▶ [Given exercise] Where does the string "game" appear in the records? Copy every line that contains it.

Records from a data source

------------------------------------

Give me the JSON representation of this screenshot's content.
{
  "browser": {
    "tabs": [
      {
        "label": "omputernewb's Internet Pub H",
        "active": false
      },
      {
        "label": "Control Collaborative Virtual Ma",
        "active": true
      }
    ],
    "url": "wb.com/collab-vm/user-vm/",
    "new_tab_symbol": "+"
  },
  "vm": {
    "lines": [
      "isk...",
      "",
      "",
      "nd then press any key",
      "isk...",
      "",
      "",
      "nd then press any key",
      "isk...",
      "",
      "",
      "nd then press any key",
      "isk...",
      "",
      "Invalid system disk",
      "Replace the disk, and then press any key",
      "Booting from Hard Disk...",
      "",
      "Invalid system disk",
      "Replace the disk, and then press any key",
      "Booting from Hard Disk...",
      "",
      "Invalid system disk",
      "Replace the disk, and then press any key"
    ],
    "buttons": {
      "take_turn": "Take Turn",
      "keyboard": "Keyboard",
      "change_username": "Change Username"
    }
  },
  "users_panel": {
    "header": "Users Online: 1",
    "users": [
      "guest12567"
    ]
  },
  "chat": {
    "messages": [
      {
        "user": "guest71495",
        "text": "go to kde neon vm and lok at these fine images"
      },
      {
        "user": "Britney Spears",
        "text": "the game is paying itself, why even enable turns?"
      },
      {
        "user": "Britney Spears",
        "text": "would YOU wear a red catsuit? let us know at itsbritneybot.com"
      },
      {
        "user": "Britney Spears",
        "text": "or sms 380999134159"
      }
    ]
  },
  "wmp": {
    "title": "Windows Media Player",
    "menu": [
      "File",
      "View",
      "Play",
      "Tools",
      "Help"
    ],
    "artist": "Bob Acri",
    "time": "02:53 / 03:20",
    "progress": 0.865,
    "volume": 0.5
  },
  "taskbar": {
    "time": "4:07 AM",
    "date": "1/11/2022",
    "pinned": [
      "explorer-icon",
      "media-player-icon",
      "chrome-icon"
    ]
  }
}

------------------------------------

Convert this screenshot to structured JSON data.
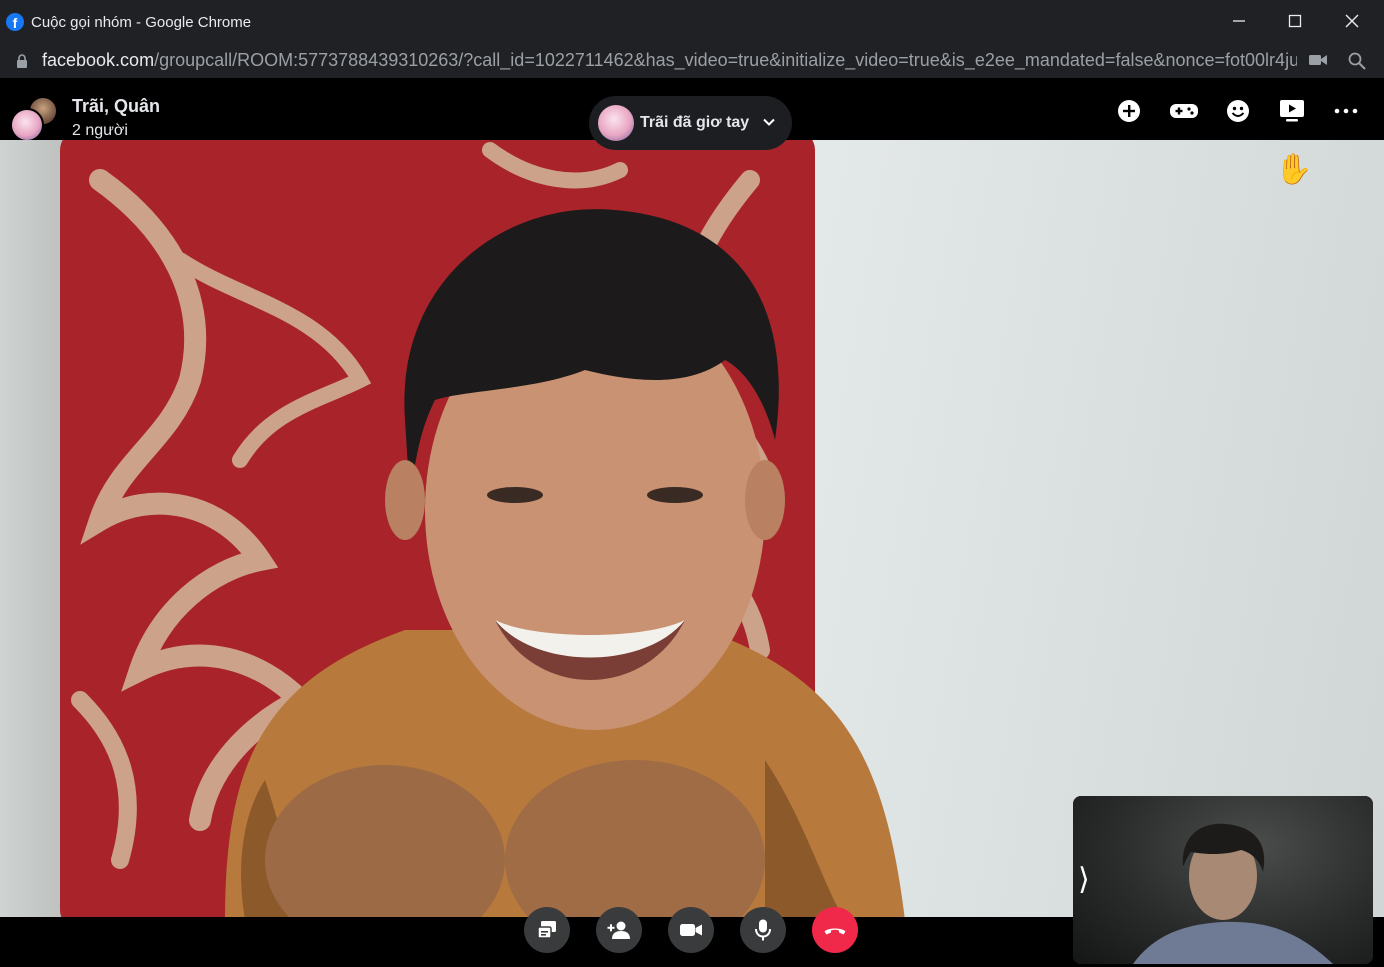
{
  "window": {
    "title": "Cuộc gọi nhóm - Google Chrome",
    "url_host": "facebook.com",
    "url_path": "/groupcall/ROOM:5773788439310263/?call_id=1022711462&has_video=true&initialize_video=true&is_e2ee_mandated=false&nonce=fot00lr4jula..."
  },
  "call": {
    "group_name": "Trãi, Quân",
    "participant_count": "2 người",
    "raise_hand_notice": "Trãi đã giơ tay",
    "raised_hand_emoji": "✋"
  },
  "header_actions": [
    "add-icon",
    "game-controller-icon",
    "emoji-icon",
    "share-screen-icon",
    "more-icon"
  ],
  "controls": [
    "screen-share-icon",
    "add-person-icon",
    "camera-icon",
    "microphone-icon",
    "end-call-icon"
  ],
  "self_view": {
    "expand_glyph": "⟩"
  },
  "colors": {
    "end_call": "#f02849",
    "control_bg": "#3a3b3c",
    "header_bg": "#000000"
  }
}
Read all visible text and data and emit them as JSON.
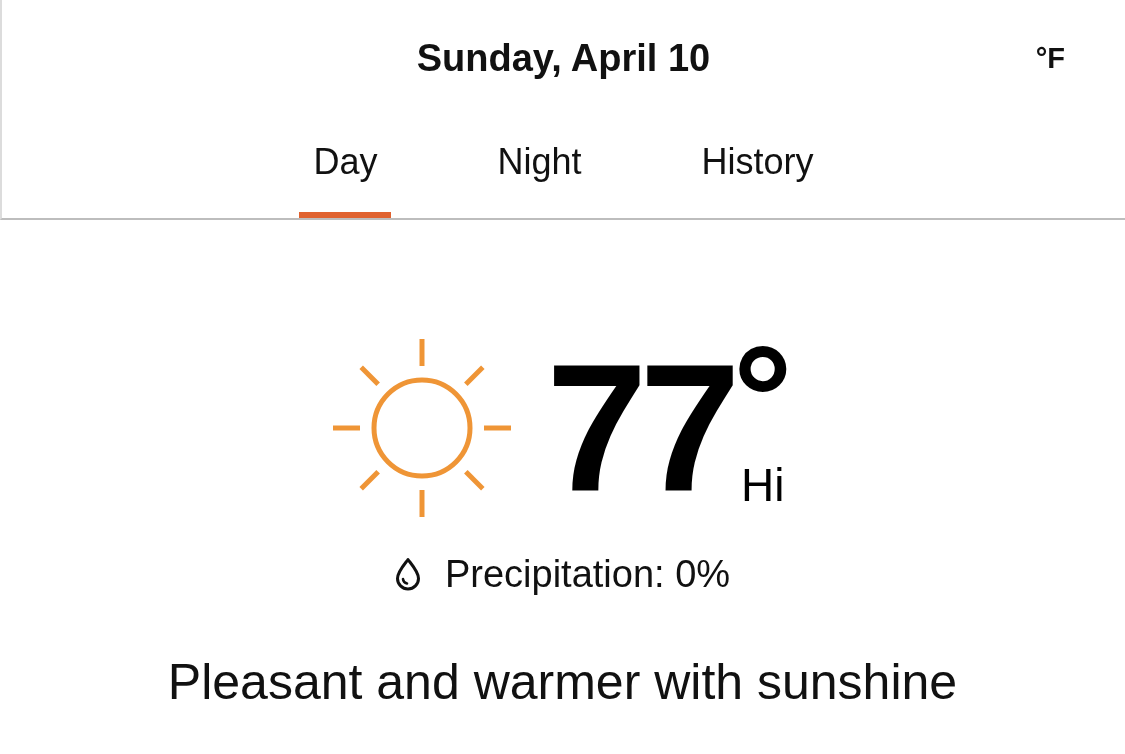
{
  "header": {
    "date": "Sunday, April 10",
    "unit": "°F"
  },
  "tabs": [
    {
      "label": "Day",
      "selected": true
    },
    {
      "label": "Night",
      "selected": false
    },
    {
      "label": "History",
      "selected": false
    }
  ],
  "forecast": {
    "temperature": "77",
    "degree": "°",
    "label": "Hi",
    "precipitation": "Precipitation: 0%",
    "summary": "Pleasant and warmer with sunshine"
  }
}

------------------------------------

▶ [Output]
        "text": "the game is paying itself, why even enable turns?"
    "game-controller-icon",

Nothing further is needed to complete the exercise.